### Instructions for the task
The records below must be duplicated exactly, character for character.
§
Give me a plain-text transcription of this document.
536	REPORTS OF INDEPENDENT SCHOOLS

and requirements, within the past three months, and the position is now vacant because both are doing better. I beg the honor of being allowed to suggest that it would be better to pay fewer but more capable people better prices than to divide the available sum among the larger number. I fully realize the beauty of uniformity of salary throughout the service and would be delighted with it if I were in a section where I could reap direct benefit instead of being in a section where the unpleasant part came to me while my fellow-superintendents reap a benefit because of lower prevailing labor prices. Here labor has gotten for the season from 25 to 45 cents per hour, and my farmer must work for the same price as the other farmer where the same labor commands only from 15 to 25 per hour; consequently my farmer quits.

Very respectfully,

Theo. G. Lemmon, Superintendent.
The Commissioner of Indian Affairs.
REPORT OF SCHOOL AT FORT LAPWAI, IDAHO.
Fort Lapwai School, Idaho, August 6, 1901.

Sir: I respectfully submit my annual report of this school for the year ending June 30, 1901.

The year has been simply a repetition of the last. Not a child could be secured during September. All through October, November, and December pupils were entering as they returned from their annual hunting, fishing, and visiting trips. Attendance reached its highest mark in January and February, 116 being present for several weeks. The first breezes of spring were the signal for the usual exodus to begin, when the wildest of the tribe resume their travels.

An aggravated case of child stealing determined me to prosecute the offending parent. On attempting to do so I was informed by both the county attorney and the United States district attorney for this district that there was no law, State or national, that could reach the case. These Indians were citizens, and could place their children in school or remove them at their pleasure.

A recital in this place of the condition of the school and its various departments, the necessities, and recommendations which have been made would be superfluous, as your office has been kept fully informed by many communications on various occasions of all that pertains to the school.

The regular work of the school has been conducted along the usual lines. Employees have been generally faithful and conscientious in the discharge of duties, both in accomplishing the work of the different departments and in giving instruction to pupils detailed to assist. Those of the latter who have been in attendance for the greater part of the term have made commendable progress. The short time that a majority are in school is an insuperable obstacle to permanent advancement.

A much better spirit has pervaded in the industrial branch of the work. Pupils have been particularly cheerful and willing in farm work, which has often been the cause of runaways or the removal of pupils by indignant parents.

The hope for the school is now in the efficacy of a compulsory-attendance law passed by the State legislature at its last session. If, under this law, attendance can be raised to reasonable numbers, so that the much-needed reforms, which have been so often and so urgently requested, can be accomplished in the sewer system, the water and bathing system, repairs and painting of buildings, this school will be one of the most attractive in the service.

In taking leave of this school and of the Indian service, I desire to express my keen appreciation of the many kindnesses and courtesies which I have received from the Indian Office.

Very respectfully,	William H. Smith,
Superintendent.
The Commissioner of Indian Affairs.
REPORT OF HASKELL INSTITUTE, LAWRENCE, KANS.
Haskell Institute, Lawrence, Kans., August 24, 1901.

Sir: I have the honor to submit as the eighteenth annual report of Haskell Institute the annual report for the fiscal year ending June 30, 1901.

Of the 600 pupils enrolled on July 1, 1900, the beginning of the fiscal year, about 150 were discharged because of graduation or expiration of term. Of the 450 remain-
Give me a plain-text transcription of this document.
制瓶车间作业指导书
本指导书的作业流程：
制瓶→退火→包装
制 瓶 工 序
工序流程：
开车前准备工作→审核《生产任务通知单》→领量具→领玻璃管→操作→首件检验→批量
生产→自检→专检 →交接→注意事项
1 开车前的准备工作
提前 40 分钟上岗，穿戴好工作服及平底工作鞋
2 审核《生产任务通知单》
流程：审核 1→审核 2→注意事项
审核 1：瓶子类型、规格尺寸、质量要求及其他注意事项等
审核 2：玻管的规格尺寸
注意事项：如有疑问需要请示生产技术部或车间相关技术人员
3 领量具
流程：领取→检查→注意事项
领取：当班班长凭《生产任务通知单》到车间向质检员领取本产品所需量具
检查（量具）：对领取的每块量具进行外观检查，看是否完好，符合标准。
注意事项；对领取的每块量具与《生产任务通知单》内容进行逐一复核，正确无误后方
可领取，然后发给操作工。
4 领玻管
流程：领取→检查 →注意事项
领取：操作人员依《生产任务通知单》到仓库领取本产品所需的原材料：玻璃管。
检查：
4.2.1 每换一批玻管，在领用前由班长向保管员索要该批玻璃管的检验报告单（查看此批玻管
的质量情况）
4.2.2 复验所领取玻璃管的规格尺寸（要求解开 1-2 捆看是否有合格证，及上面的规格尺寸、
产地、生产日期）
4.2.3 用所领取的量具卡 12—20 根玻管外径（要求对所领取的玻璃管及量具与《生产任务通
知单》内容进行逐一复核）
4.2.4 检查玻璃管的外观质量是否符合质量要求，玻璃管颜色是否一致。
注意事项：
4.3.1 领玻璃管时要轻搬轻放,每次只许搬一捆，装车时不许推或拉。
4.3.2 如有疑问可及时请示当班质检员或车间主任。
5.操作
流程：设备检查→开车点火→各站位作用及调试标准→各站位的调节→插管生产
§
### Answer to this problem
Give me a plain-text transcription of this document.
536	REPORTS OF INDEPENDENT SCHOOLS

and requirements, within the past three months, and the position is now vacant because both are doing better. I beg the honor of being allowed to suggest that it would be better to pay fewer but more capable people better prices than to divide the available sum among the larger number. I fully realize the beauty of uniformity of salary throughout the service and would be delighted with it if I were in a section where I could reap direct benefit instead of being in a section where the unpleasant part came to me while my fellow-superintendents reap a benefit because of lower prevailing labor prices. Here labor has gotten for the season from 25 to 45 cents per hour, and my farmer must work for the same price as the other farmer where the same labor commands only from 15 to 25 per hour; consequently my farmer quits.

Very respectfully,

Theo. G. Lemmon, Superintendent.
The Commissioner of Indian Affairs.
REPORT OF SCHOOL AT FORT LAPWAI, IDAHO.
Fort Lapwai School, Idaho, August 6, 1901.

Sir: I respectfully submit my annual report of this school for the year ending June 30, 1901.

The year has been simply a repetition of the last. Not a child could be secured during September. All through October, November, and December pupils were entering as they returned from their annual hunting, fishing, and visiting trips. Attendance reached its highest mark in January and February, 116 being present for several weeks. The first breezes of spring were the signal for the usual exodus to begin, when the wildest of the tribe resume their travels.

An aggravated case of child stealing determined me to prosecute the offending parent. On attempting to do so I was informed by both the county attorney and the United States district attorney for this district that there was no law, State or national, that could reach the case. These Indians were citizens, and could place their children in school or remove them at their pleasure.

A recital in this place of the condition of the school and its various departments, the necessities, and recommendations which have been made would be superfluous, as your office has been kept fully informed by many communications on various occasions of all that pertains to the school.

The regular work of the school has been conducted along the usual lines. Employees have been generally faithful and conscientious in the discharge of duties, both in accomplishing the work of the different departments and in giving instruction to pupils detailed to assist. Those of the latter who have been in attendance for the greater part of the term have made commendable progress. The short time that a majority are in school is an insuperable obstacle to permanent advancement.

A much better spirit has pervaded in the industrial branch of the work. Pupils have been particularly cheerful and willing in farm work, which has often been the cause of runaways or the removal of pupils by indignant parents.

The hope for the school is now in the efficacy of a compulsory-attendance law passed by the State legislature at its last session. If, under this law, attendance can be raised to reasonable numbers, so that the much-needed reforms, which have been so often and so urgently requested, can be accomplished in the sewer system, the water and bathing system, repairs and painting of buildings, this school will be one of the most attractive in the service.

In taking leave of this school and of the Indian service, I desire to express my keen appreciation of the many kindnesses and courtesies which I have received from the Indian Office.

Very respectfully,	William H. Smith,
Superintendent.
The Commissioner of Indian Affairs.
REPORT OF HASKELL INSTITUTE, LAWRENCE, KANS.
Haskell Institute, Lawrence, Kans., August 24, 1901.

Sir: I have the honor to submit as the eighteenth annual report of Haskell Institute the annual report for the fiscal year ending June 30, 1901.

Of the 600 pupils enrolled on July 1, 1900, the beginning of the fiscal year, about 150 were discharged because of graduation or expiration of term. Of the 450 remain-
Give me a plain-text transcription of this document.
制瓶车间作业指导书
本指导书的作业流程：
制瓶→退火→包装
制 瓶 工 序
工序流程：
开车前准备工作→审核《生产任务通知单》→领量具→领玻璃管→操作→首件检验→批量
生产→自检→专检 →交接→注意事项
1 开车前的准备工作
提前 40 分钟上岗，穿戴好工作服及平底工作鞋
2 审核《生产任务通知单》
流程：审核 1→审核 2→注意事项
审核 1：瓶子类型、规格尺寸、质量要求及其他注意事项等
审核 2：玻管的规格尺寸
注意事项：如有疑问需要请示生产技术部或车间相关技术人员
3 领量具
流程：领取→检查→注意事项
领取：当班班长凭《生产任务通知单》到车间向质检员领取本产品所需量具
检查（量具）：对领取的每块量具进行外观检查，看是否完好，符合标准。
注意事项；对领取的每块量具与《生产任务通知单》内容进行逐一复核，正确无误后方
可领取，然后发给操作工。
4 领玻管
流程：领取→检查 →注意事项
领取：操作人员依《生产任务通知单》到仓库领取本产品所需的原材料：玻璃管。
检查：
4.2.1 每换一批玻管，在领用前由班长向保管员索要该批玻璃管的检验报告单（查看此批玻管
的质量情况）
4.2.2 复验所领取玻璃管的规格尺寸（要求解开 1-2 捆看是否有合格证，及上面的规格尺寸、
产地、生产日期）
4.2.3 用所领取的量具卡 12—20 根玻管外径（要求对所领取的玻璃管及量具与《生产任务通
知单》内容进行逐一复核）
4.2.4 检查玻璃管的外观质量是否符合质量要求，玻璃管颜色是否一致。
注意事项：
4.3.1 领玻璃管时要轻搬轻放,每次只许搬一捆，装车时不许推或拉。
4.3.2 如有疑问可及时请示当班质检员或车间主任。
5.操作
流程：设备检查→开车点火→各站位作用及调试标准→各站位的调节→插管生产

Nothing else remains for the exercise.